==== INPUT RECORDS ====
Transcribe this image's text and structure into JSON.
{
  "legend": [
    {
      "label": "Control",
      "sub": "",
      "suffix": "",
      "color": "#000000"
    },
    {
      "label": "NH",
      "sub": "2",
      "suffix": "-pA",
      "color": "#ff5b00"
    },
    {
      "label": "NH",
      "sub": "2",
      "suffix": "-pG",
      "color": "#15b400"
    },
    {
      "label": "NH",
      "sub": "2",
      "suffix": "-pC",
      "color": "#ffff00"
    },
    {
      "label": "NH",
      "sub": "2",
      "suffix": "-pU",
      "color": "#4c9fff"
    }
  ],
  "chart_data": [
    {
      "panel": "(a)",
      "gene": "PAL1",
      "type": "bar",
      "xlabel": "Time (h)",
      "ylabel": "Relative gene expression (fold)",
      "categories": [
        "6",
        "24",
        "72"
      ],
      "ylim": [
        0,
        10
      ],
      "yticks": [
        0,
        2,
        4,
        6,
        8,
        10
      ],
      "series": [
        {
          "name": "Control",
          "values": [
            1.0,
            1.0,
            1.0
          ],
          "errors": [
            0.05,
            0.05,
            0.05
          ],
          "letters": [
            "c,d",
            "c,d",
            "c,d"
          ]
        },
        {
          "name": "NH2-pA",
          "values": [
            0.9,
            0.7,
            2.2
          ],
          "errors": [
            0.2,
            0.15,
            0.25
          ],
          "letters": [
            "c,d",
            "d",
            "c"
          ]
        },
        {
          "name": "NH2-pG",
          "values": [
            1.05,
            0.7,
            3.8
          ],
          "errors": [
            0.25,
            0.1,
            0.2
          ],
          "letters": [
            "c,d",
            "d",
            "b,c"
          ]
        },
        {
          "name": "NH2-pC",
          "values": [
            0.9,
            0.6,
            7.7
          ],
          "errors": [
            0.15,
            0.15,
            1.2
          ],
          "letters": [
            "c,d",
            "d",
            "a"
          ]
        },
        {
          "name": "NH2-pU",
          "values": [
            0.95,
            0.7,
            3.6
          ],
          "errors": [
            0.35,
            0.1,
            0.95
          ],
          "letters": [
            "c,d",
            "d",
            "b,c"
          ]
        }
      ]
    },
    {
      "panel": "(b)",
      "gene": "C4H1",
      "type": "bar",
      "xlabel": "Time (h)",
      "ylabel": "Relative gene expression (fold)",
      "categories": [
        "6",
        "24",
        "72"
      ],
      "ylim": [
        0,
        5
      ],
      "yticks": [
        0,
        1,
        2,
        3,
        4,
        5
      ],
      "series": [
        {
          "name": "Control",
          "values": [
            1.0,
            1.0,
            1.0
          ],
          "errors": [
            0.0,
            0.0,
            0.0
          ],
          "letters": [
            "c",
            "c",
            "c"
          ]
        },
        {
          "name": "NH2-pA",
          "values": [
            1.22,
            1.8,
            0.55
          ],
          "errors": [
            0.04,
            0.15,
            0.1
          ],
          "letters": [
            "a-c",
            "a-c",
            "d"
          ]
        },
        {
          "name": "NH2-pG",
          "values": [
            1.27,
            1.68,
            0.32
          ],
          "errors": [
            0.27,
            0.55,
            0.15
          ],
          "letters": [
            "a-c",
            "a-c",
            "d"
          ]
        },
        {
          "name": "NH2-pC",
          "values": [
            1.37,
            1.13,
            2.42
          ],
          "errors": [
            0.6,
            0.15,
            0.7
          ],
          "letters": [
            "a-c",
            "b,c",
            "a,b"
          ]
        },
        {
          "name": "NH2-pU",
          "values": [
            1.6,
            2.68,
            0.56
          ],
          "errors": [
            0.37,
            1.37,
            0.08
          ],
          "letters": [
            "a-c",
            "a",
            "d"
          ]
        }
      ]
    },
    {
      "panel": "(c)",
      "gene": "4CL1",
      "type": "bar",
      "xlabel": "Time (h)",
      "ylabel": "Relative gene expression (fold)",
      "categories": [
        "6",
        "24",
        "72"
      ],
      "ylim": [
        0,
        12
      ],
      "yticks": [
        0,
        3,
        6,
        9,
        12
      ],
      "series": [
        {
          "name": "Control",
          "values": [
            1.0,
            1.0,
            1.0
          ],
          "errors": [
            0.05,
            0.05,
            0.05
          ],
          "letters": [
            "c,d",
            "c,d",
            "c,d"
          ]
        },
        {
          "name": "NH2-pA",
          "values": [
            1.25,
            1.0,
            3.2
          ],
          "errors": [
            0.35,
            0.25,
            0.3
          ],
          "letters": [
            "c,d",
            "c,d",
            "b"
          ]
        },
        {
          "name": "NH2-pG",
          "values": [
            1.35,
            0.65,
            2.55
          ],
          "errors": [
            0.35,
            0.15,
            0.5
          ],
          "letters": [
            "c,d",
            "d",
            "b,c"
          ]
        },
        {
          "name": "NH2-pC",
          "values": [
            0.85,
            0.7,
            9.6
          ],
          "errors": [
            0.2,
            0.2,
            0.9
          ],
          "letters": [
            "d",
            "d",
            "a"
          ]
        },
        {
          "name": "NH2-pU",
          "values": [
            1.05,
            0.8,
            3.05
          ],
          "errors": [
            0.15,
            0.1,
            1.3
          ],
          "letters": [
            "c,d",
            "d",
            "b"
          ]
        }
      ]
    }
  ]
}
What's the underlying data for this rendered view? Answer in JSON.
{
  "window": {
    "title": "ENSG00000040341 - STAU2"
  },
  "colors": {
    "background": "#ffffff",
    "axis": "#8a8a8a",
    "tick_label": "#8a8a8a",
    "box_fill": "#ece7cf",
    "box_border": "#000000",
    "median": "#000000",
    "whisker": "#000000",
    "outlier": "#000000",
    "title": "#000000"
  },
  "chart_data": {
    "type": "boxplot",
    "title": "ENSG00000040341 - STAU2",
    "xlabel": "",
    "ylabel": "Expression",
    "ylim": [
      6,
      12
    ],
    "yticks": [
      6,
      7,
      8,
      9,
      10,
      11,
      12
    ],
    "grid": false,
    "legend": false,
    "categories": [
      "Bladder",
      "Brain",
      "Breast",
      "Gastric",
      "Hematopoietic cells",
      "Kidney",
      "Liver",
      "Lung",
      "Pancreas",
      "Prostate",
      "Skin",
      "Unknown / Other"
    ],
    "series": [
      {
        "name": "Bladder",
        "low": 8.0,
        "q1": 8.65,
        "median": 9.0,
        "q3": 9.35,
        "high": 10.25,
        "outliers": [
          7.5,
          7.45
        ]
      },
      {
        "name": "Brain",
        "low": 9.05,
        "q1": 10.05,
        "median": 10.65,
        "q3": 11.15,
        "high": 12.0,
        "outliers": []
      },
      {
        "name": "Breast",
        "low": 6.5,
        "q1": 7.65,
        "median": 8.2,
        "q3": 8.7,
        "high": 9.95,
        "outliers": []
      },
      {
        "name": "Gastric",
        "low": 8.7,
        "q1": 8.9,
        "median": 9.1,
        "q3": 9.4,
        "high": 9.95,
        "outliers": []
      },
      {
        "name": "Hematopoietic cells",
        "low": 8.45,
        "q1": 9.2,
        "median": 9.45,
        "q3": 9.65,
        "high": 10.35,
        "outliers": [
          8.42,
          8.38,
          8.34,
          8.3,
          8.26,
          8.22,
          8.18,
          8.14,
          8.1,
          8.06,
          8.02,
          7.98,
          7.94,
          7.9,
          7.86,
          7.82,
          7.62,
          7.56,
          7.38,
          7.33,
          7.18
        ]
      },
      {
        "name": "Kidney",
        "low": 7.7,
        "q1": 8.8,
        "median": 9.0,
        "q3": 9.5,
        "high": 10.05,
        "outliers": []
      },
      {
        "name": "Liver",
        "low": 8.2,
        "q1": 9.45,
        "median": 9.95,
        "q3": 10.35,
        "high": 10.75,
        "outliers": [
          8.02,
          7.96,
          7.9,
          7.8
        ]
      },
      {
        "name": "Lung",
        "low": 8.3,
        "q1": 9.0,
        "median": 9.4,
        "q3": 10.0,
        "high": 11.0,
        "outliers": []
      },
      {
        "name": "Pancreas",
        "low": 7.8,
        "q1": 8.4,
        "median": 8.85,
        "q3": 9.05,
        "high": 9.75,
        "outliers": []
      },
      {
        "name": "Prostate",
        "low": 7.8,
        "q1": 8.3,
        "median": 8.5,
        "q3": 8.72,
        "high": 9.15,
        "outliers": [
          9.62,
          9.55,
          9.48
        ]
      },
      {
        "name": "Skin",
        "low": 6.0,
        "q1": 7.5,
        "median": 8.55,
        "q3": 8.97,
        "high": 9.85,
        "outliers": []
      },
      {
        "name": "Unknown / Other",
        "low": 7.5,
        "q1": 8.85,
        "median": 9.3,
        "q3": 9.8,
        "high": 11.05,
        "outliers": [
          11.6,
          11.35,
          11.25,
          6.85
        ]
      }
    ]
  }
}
====
**ACTIVITY**
Each line that includes the string "title" should be copied from the data.

**WRITTEN RESPONSE**
    "title": "ENSG00000040341 - STAU2"
    "title": "#000000"
    "title": "ENSG00000040341 - STAU2",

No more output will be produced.